### Problem to work on
Are you able to retype all the records below exactly?

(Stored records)
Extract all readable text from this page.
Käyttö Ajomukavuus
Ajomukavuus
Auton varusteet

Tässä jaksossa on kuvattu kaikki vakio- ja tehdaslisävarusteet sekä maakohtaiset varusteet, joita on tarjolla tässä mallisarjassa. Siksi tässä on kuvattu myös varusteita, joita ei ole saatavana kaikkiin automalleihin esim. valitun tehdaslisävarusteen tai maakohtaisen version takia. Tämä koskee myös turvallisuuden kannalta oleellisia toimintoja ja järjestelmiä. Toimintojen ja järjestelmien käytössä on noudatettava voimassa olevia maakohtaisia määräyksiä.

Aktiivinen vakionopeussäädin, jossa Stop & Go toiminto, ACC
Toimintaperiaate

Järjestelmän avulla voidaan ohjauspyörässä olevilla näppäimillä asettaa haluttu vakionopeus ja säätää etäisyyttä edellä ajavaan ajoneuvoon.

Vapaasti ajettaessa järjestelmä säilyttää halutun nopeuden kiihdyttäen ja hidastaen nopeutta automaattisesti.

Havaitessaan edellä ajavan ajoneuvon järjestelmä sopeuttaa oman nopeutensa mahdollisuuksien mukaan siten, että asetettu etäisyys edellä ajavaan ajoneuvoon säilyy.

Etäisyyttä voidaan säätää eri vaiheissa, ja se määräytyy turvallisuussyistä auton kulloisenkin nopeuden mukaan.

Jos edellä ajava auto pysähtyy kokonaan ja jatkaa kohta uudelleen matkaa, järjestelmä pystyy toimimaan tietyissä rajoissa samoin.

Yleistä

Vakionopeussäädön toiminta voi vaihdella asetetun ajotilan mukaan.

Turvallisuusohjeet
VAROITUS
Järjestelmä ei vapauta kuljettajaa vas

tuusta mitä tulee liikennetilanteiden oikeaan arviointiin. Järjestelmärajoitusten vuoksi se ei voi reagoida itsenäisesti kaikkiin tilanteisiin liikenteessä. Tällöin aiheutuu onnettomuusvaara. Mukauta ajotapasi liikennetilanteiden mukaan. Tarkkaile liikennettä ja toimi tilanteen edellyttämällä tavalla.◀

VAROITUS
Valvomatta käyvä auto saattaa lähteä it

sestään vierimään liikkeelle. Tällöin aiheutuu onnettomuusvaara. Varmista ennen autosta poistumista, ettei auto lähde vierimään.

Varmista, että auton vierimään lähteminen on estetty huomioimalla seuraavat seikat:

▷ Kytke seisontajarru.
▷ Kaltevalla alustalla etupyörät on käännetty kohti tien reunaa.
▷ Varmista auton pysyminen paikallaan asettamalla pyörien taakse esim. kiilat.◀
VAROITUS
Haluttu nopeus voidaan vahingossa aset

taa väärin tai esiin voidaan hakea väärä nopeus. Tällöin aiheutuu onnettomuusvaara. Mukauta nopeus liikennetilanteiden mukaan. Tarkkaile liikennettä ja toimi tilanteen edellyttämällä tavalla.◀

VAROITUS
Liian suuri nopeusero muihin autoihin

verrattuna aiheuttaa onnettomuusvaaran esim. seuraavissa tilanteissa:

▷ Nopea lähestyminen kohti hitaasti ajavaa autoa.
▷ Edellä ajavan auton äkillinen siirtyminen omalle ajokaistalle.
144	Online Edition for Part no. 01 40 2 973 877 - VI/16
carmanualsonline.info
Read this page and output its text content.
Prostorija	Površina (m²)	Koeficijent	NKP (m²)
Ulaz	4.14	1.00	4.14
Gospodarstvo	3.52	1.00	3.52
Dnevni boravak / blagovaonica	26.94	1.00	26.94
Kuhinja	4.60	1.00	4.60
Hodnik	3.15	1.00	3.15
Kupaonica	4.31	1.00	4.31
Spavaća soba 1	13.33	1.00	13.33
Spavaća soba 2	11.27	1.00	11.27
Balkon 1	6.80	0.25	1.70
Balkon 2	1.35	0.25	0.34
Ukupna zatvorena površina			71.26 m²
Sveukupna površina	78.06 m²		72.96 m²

### Completed exercise
Extract all readable text from this page.
Käyttö Ajomukavuus
Ajomukavuus
Auton varusteet

Tässä jaksossa on kuvattu kaikki vakio- ja tehdaslisävarusteet sekä maakohtaiset varusteet, joita on tarjolla tässä mallisarjassa. Siksi tässä on kuvattu myös varusteita, joita ei ole saatavana kaikkiin automalleihin esim. valitun tehdaslisävarusteen tai maakohtaisen version takia. Tämä koskee myös turvallisuuden kannalta oleellisia toimintoja ja järjestelmiä. Toimintojen ja järjestelmien käytössä on noudatettava voimassa olevia maakohtaisia määräyksiä.

Aktiivinen vakionopeussäädin, jossa Stop & Go toiminto, ACC
Toimintaperiaate

Järjestelmän avulla voidaan ohjauspyörässä olevilla näppäimillä asettaa haluttu vakionopeus ja säätää etäisyyttä edellä ajavaan ajoneuvoon.

Vapaasti ajettaessa järjestelmä säilyttää halutun nopeuden kiihdyttäen ja hidastaen nopeutta automaattisesti.

Havaitessaan edellä ajavan ajoneuvon järjestelmä sopeuttaa oman nopeutensa mahdollisuuksien mukaan siten, että asetettu etäisyys edellä ajavaan ajoneuvoon säilyy.

Etäisyyttä voidaan säätää eri vaiheissa, ja se määräytyy turvallisuussyistä auton kulloisenkin nopeuden mukaan.

Jos edellä ajava auto pysähtyy kokonaan ja jatkaa kohta uudelleen matkaa, järjestelmä pystyy toimimaan tietyissä rajoissa samoin.

Yleistä

Vakionopeussäädön toiminta voi vaihdella asetetun ajotilan mukaan.

Turvallisuusohjeet
VAROITUS
Järjestelmä ei vapauta kuljettajaa vas

tuusta mitä tulee liikennetilanteiden oikeaan arviointiin. Järjestelmärajoitusten vuoksi se ei voi reagoida itsenäisesti kaikkiin tilanteisiin liikenteessä. Tällöin aiheutuu onnettomuusvaara. Mukauta ajotapasi liikennetilanteiden mukaan. Tarkkaile liikennettä ja toimi tilanteen edellyttämällä tavalla.◀

VAROITUS
Valvomatta käyvä auto saattaa lähteä it

sestään vierimään liikkeelle. Tällöin aiheutuu onnettomuusvaara. Varmista ennen autosta poistumista, ettei auto lähde vierimään.

Varmista, että auton vierimään lähteminen on estetty huomioimalla seuraavat seikat:

▷ Kytke seisontajarru.
▷ Kaltevalla alustalla etupyörät on käännetty kohti tien reunaa.
▷ Varmista auton pysyminen paikallaan asettamalla pyörien taakse esim. kiilat.◀
VAROITUS
Haluttu nopeus voidaan vahingossa aset

taa väärin tai esiin voidaan hakea väärä nopeus. Tällöin aiheutuu onnettomuusvaara. Mukauta nopeus liikennetilanteiden mukaan. Tarkkaile liikennettä ja toimi tilanteen edellyttämällä tavalla.◀

VAROITUS
Liian suuri nopeusero muihin autoihin

verrattuna aiheuttaa onnettomuusvaaran esim. seuraavissa tilanteissa:

▷ Nopea lähestyminen kohti hitaasti ajavaa autoa.
▷ Edellä ajavan auton äkillinen siirtyminen omalle ajokaistalle.
144	Online Edition for Part no. 01 40 2 973 877 - VI/16
carmanualsonline.info
Read this page and output its text content.
Prostorija	Površina (m²)	Koeficijent	NKP (m²)
Ulaz	4.14	1.00	4.14
Gospodarstvo	3.52	1.00	3.52
Dnevni boravak / blagovaonica	26.94	1.00	26.94
Kuhinja	4.60	1.00	4.60
Hodnik	3.15	1.00	3.15
Kupaonica	4.31	1.00	4.31
Spavaća soba 1	13.33	1.00	13.33
Spavaća soba 2	11.27	1.00	11.27
Balkon 1	6.80	0.25	1.70
Balkon 2	1.35	0.25	0.34
Ukupna zatvorena površina			71.26 m²
Sveukupna površina	78.06 m²		72.96 m²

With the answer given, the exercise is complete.